## [Directive]
Select the lines that contain "ylabel" and copy each of them.

■ ■ ■

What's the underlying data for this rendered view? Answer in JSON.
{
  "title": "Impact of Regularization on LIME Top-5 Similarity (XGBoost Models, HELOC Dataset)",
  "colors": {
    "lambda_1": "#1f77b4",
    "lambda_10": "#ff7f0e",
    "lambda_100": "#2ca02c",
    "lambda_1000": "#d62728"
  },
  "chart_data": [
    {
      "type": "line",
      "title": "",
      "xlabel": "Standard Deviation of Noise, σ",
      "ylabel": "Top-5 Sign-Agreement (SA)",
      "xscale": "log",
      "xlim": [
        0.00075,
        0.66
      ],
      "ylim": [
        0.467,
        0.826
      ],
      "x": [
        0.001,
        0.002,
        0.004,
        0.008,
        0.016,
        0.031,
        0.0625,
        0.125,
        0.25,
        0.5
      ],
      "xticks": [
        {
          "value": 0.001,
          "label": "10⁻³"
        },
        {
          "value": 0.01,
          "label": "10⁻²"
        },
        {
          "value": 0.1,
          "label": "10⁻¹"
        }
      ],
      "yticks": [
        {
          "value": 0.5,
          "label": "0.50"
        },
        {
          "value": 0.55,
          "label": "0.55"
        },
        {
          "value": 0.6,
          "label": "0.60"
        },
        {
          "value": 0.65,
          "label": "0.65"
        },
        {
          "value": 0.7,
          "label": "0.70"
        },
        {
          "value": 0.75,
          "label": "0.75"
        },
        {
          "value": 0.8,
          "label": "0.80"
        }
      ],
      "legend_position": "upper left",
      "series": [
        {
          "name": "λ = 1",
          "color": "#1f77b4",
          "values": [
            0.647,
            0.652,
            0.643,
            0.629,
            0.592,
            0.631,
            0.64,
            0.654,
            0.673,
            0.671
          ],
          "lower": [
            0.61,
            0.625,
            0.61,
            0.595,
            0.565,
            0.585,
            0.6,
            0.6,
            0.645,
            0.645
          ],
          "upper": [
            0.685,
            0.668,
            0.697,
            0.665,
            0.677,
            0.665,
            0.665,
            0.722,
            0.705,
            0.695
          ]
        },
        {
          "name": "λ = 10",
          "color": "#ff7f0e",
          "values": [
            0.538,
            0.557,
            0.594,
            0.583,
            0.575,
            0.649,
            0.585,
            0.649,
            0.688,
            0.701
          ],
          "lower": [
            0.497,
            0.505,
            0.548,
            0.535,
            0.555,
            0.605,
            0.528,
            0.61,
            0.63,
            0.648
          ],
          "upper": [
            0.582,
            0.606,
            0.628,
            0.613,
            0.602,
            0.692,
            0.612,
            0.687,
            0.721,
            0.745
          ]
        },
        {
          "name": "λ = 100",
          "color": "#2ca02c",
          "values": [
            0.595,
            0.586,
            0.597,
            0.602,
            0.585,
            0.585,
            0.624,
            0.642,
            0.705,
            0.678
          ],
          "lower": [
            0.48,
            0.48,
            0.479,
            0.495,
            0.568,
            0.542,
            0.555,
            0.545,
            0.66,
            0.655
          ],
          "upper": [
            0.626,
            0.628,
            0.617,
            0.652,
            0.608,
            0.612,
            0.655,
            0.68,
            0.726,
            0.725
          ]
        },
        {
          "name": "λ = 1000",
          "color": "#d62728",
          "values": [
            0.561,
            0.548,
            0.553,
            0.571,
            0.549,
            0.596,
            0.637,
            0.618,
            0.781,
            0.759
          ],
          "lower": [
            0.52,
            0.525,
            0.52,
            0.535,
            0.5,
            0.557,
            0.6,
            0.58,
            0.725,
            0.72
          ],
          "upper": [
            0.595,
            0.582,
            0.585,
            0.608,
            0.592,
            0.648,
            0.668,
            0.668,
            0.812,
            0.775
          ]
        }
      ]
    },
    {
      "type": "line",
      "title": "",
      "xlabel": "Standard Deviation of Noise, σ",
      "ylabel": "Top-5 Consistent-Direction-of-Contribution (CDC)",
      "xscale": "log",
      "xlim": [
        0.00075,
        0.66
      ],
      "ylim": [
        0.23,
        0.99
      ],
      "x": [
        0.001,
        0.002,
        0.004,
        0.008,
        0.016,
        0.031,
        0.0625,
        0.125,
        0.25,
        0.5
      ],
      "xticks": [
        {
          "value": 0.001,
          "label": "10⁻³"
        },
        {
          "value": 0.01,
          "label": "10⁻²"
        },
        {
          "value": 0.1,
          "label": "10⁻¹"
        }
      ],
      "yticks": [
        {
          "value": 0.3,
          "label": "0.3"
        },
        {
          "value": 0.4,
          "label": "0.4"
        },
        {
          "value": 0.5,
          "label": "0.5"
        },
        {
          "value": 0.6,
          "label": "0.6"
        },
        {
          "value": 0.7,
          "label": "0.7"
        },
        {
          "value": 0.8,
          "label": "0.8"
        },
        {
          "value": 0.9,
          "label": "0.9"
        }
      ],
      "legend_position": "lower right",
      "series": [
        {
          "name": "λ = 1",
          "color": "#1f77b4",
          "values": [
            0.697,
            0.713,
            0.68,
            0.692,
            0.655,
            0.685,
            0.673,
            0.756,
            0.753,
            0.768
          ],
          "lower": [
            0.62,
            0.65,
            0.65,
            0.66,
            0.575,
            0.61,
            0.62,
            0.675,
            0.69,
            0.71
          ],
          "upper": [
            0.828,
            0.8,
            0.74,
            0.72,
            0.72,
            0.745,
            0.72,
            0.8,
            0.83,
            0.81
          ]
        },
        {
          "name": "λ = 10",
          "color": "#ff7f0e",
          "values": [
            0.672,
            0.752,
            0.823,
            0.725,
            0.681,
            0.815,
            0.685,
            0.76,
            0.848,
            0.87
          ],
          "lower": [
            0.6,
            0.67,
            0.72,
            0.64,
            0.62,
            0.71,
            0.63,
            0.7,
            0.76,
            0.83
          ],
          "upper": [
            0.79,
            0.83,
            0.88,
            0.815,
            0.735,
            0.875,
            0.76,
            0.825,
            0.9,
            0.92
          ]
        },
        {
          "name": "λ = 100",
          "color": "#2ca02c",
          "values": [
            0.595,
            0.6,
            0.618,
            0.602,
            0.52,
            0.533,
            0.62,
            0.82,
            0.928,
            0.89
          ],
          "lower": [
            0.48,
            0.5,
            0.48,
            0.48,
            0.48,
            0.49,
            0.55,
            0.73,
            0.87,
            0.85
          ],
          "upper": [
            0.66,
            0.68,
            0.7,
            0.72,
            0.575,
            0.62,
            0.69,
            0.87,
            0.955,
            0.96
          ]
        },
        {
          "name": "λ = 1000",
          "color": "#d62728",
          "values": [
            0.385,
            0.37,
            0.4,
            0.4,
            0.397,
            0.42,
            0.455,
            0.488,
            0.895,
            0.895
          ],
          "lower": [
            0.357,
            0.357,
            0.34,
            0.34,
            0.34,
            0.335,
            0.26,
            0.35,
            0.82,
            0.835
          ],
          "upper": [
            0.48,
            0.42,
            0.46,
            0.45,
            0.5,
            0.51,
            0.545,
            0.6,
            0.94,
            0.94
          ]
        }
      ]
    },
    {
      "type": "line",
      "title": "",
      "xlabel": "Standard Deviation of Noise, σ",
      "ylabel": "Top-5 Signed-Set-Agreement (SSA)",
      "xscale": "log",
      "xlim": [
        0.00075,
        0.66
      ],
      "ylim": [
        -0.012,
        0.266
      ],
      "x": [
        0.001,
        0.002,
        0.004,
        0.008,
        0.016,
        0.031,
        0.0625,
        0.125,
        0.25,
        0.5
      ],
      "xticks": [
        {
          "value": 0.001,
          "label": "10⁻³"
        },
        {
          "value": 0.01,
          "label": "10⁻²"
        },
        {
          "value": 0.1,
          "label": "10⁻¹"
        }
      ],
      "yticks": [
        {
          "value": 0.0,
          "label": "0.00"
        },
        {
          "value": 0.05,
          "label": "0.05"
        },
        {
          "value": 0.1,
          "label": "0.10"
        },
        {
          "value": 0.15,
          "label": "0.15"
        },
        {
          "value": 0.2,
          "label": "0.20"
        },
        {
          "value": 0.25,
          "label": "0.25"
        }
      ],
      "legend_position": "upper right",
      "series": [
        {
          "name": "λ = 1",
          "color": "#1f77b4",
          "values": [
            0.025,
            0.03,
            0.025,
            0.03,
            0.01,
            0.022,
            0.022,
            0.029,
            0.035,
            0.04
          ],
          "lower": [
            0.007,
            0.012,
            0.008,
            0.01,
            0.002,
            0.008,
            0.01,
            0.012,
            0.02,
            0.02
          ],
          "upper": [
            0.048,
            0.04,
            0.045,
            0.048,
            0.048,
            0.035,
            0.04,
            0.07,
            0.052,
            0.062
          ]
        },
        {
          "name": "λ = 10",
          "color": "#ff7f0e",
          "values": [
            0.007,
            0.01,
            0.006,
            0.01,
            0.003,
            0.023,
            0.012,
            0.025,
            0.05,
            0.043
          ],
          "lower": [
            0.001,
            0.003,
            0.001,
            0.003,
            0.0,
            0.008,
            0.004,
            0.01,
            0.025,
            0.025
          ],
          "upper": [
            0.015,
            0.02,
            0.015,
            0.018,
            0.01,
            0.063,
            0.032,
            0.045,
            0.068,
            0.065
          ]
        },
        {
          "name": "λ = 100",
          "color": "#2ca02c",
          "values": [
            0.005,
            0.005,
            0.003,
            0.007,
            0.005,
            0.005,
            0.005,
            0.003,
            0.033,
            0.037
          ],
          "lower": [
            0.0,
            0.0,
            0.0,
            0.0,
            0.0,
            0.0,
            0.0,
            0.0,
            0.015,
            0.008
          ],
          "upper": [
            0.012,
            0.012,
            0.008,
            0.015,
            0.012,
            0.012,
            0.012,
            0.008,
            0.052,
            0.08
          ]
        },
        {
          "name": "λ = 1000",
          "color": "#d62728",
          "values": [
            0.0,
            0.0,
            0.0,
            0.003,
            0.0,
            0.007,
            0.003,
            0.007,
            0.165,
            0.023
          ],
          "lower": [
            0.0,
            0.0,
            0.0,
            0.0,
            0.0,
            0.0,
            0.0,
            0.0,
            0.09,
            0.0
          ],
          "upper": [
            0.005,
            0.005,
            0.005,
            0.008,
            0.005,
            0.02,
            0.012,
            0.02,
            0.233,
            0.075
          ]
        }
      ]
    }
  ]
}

■ ■ ■

## [Written answer]
      "ylabel": "Top-5 Sign-Agreement (SA)",
      "ylabel": "Top-5 Consistent-Direction-of-Contribution (CDC)",
      "ylabel": "Top-5 Signed-Set-Agreement (SSA)",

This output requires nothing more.